◆ **Exercise brief**: Give only the number of lines in these records that contain the word "lbs优先模式".

◆ **Supplied information**:
--- BEGIN ---
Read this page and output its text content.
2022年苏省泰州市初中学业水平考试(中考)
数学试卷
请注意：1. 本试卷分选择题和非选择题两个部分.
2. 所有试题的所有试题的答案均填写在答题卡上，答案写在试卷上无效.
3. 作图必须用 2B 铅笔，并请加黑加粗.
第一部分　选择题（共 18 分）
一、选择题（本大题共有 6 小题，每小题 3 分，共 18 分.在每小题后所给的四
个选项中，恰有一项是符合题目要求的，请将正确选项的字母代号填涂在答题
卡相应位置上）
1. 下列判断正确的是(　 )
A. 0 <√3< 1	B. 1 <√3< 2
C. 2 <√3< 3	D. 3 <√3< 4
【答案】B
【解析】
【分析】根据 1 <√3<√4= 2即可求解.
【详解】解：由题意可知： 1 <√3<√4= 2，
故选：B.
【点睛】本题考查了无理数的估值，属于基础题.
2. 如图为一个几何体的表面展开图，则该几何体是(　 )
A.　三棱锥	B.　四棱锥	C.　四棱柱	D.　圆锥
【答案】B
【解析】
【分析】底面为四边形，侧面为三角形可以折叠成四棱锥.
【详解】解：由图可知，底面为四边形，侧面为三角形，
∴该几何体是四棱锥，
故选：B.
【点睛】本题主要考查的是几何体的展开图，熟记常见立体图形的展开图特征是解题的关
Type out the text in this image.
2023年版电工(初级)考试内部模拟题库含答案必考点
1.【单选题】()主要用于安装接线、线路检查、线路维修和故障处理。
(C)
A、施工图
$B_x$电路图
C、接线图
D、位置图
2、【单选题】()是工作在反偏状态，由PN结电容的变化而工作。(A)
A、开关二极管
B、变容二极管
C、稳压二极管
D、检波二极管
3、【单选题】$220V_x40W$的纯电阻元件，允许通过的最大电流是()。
--- END ---
--- BEGIN ---
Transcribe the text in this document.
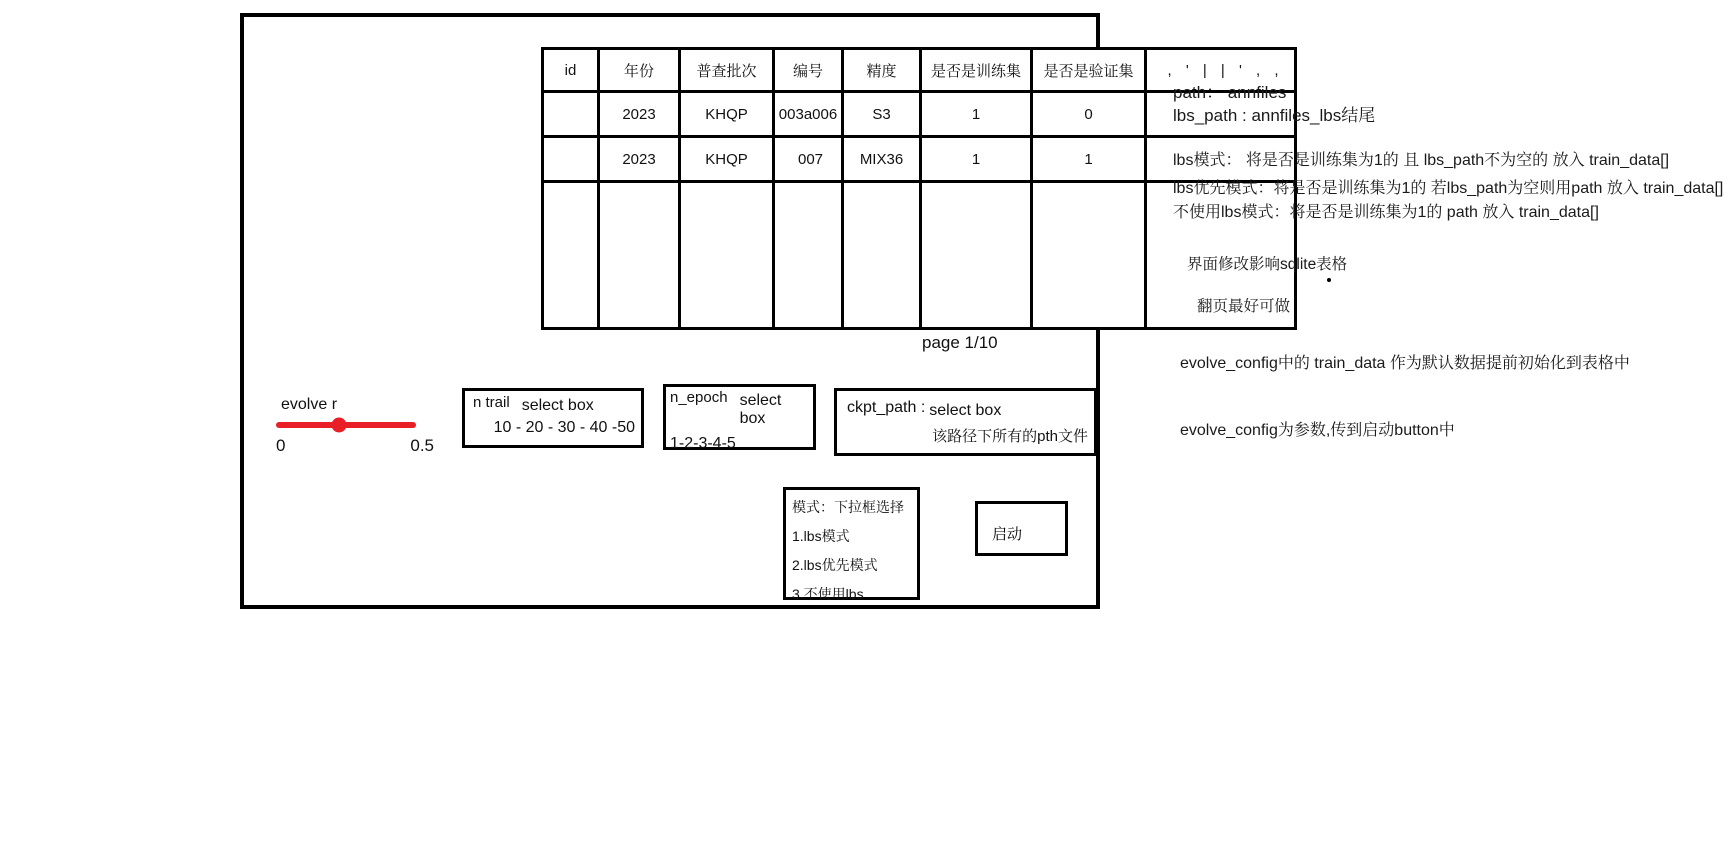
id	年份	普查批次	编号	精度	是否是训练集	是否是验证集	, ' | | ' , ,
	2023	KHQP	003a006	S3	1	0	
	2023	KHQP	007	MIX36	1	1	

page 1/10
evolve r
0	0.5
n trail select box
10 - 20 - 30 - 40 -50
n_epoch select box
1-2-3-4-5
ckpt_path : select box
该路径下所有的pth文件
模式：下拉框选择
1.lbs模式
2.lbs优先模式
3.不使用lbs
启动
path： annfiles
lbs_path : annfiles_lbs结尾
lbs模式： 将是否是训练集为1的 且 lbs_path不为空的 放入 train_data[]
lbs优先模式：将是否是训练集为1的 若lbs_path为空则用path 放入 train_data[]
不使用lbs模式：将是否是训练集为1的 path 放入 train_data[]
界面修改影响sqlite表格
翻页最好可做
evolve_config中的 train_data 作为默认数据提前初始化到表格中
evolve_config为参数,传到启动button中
--- END ---
--- BEGIN ---
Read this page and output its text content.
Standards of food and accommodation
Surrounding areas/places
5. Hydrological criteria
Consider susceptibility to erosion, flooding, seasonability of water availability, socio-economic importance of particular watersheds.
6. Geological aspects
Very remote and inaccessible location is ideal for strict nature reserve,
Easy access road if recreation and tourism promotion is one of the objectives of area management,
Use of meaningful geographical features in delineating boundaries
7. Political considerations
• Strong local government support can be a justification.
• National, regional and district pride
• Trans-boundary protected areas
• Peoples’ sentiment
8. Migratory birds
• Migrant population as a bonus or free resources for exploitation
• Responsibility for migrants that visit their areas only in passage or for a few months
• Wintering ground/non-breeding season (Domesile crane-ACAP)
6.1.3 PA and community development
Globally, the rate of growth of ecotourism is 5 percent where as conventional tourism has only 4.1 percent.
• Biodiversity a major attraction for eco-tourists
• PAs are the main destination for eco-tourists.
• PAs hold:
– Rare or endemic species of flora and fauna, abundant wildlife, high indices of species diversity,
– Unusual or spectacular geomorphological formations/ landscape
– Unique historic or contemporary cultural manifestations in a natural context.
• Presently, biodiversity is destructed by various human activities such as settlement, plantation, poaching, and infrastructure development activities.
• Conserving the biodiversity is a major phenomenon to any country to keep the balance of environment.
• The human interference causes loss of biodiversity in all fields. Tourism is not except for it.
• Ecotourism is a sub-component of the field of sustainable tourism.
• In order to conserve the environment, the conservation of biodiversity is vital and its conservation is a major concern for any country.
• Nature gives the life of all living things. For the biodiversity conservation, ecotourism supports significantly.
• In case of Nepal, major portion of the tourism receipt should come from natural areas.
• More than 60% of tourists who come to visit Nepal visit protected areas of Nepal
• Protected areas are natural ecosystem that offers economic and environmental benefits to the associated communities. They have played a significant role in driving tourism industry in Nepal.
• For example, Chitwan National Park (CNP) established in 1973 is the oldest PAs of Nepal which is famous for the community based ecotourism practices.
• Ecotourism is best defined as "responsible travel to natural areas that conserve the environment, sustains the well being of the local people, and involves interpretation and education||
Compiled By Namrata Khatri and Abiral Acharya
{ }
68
--- END ---
◆ **Response**: 2